PROBLEM DETAILS:
Return every record exactly as written.

ITEMS:
____________

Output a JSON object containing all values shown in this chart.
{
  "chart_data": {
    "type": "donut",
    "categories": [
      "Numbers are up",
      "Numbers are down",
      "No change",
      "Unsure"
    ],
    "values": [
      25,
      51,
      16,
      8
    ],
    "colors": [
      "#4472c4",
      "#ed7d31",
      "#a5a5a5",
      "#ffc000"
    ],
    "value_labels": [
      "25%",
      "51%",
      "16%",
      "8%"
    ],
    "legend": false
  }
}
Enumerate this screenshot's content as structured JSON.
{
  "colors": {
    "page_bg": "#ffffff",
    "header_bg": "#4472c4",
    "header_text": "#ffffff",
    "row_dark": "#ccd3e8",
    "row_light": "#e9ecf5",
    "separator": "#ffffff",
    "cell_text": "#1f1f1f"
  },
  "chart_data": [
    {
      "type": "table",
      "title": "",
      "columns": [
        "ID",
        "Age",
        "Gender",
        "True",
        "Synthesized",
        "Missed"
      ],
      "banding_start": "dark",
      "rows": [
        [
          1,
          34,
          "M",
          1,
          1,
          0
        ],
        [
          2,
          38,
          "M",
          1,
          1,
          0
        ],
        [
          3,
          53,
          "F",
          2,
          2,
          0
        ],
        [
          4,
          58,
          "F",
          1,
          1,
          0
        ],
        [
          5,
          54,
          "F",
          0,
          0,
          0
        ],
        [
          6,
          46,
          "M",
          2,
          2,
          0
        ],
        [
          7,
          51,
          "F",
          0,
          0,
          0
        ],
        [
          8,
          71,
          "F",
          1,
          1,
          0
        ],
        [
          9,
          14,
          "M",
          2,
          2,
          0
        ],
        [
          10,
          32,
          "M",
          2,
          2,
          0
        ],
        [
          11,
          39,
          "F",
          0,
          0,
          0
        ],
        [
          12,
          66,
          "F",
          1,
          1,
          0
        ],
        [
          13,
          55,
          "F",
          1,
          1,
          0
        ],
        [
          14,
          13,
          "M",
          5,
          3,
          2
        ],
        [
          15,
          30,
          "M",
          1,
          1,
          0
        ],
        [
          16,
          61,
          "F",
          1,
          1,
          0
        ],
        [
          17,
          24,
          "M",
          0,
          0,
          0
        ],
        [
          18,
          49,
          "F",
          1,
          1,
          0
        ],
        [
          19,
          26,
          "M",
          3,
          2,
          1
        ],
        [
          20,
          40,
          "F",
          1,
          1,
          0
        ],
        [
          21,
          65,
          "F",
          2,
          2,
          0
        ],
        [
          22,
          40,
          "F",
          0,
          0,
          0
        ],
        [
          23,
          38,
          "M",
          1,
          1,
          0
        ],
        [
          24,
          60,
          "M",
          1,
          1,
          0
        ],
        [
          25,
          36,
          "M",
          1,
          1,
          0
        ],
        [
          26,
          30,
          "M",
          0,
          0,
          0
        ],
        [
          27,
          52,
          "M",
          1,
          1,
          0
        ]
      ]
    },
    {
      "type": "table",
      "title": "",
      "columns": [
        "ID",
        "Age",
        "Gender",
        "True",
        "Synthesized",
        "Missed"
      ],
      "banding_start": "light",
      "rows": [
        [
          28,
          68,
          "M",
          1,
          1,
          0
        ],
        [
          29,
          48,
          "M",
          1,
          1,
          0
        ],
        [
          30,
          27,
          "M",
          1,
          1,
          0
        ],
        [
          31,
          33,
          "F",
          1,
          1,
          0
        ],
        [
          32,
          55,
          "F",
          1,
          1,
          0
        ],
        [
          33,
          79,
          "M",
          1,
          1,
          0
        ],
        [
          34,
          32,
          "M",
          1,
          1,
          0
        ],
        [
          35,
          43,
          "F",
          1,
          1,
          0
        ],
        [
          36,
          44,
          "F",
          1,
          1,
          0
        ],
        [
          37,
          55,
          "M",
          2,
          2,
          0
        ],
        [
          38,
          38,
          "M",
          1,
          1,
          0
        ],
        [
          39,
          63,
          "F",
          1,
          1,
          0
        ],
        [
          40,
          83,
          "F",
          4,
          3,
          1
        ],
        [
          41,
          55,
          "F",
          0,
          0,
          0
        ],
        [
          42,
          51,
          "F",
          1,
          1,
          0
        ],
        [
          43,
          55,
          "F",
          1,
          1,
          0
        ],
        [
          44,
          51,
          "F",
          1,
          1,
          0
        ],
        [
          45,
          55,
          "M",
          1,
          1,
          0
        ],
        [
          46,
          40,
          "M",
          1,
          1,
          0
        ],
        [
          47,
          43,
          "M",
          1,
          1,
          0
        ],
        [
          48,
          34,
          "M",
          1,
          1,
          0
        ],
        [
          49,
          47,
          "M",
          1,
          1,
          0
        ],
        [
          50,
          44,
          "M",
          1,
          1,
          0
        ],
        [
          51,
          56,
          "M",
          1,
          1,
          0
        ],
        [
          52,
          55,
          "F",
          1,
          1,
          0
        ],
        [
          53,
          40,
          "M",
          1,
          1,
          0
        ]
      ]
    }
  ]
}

____________

PROBLEM SOLUTION:
Output a JSON object containing all values shown in this chart.
{
  "chart_data": {
    "type": "donut",
    "categories": [
      "Numbers are up",
      "Numbers are down",
      "No change",
      "Unsure"
    ],
    "values": [
      25,
      51,
      16,
      8
    ],
    "colors": [
      "#4472c4",
      "#ed7d31",
      "#a5a5a5",
      "#ffc000"
    ],
    "value_labels": [
      "25%",
      "51%",
      "16%",
      "8%"
    ],
    "legend": false
  }
}
Enumerate this screenshot's content as structured JSON.
{
  "colors": {
    "page_bg": "#ffffff",
    "header_bg": "#4472c4",
    "header_text": "#ffffff",
    "row_dark": "#ccd3e8",
    "row_light": "#e9ecf5",
    "separator": "#ffffff",
    "cell_text": "#1f1f1f"
  },
  "chart_data": [
    {
      "type": "table",
      "title": "",
      "columns": [
        "ID",
        "Age",
        "Gender",
        "True",
        "Synthesized",
        "Missed"
      ],
      "banding_start": "dark",
      "rows": [
        [
          1,
          34,
          "M",
          1,
          1,
          0
        ],
        [
          2,
          38,
          "M",
          1,
          1,
          0
        ],
        [
          3,
          53,
          "F",
          2,
          2,
          0
        ],
        [
          4,
          58,
          "F",
          1,
          1,
          0
        ],
        [
          5,
          54,
          "F",
          0,
          0,
          0
        ],
        [
          6,
          46,
          "M",
          2,
          2,
          0
        ],
        [
          7,
          51,
          "F",
          0,
          0,
          0
        ],
        [
          8,
          71,
          "F",
          1,
          1,
          0
        ],
        [
          9,
          14,
          "M",
          2,
          2,
          0
        ],
        [
          10,
          32,
          "M",
          2,
          2,
          0
        ],
        [
          11,
          39,
          "F",
          0,
          0,
          0
        ],
        [
          12,
          66,
          "F",
          1,
          1,
          0
        ],
        [
          13,
          55,
          "F",
          1,
          1,
          0
        ],
        [
          14,
          13,
          "M",
          5,
          3,
          2
        ],
        [
          15,
          30,
          "M",
          1,
          1,
          0
        ],
        [
          16,
          61,
          "F",
          1,
          1,
          0
        ],
        [
          17,
          24,
          "M",
          0,
          0,
          0
        ],
        [
          18,
          49,
          "F",
          1,
          1,
          0
        ],
        [
          19,
          26,
          "M",
          3,
          2,
          1
        ],
        [
          20,
          40,
          "F",
          1,
          1,
          0
        ],
        [
          21,
          65,
          "F",
          2,
          2,
          0
        ],
        [
          22,
          40,
          "F",
          0,
          0,
          0
        ],
        [
          23,
          38,
          "M",
          1,
          1,
          0
        ],
        [
          24,
          60,
          "M",
          1,
          1,
          0
        ],
        [
          25,
          36,
          "M",
          1,
          1,
          0
        ],
        [
          26,
          30,
          "M",
          0,
          0,
          0
        ],
        [
          27,
          52,
          "M",
          1,
          1,
          0
        ]
      ]
    },
    {
      "type": "table",
      "title": "",
      "columns": [
        "ID",
        "Age",
        "Gender",
        "True",
        "Synthesized",
        "Missed"
      ],
      "banding_start": "light",
      "rows": [
        [
          28,
          68,
          "M",
          1,
          1,
          0
        ],
        [
          29,
          48,
          "M",
          1,
          1,
          0
        ],
        [
          30,
          27,
          "M",
          1,
          1,
          0
        ],
        [
          31,
          33,
          "F",
          1,
          1,
          0
        ],
        [
          32,
          55,
          "F",
          1,
          1,
          0
        ],
        [
          33,
          79,
          "M",
          1,
          1,
          0
        ],
        [
          34,
          32,
          "M",
          1,
          1,
          0
        ],
        [
          35,
          43,
          "F",
          1,
          1,
          0
        ],
        [
          36,
          44,
          "F",
          1,
          1,
          0
        ],
        [
          37,
          55,
          "M",
          2,
          2,
          0
        ],
        [
          38,
          38,
          "M",
          1,
          1,
          0
        ],
        [
          39,
          63,
          "F",
          1,
          1,
          0
        ],
        [
          40,
          83,
          "F",
          4,
          3,
          1
        ],
        [
          41,
          55,
          "F",
          0,
          0,
          0
        ],
        [
          42,
          51,
          "F",
          1,
          1,
          0
        ],
        [
          43,
          55,
          "F",
          1,
          1,
          0
        ],
        [
          44,
          51,
          "F",
          1,
          1,
          0
        ],
        [
          45,
          55,
          "M",
          1,
          1,
          0
        ],
        [
          46,
          40,
          "M",
          1,
          1,
          0
        ],
        [
          47,
          43,
          "M",
          1,
          1,
          0
        ],
        [
          48,
          34,
          "M",
          1,
          1,
          0
        ],
        [
          49,
          47,
          "M",
          1,
          1,
          0
        ],
        [
          50,
          44,
          "M",
          1,
          1,
          0
        ],
        [
          51,
          56,
          "M",
          1,
          1,
          0
        ],
        [
          52,
          55,
          "F",
          1,
          1,
          0
        ],
        [
          53,
          40,
          "M",
          1,
          1,
          0
        ]
      ]
    }
  ]
}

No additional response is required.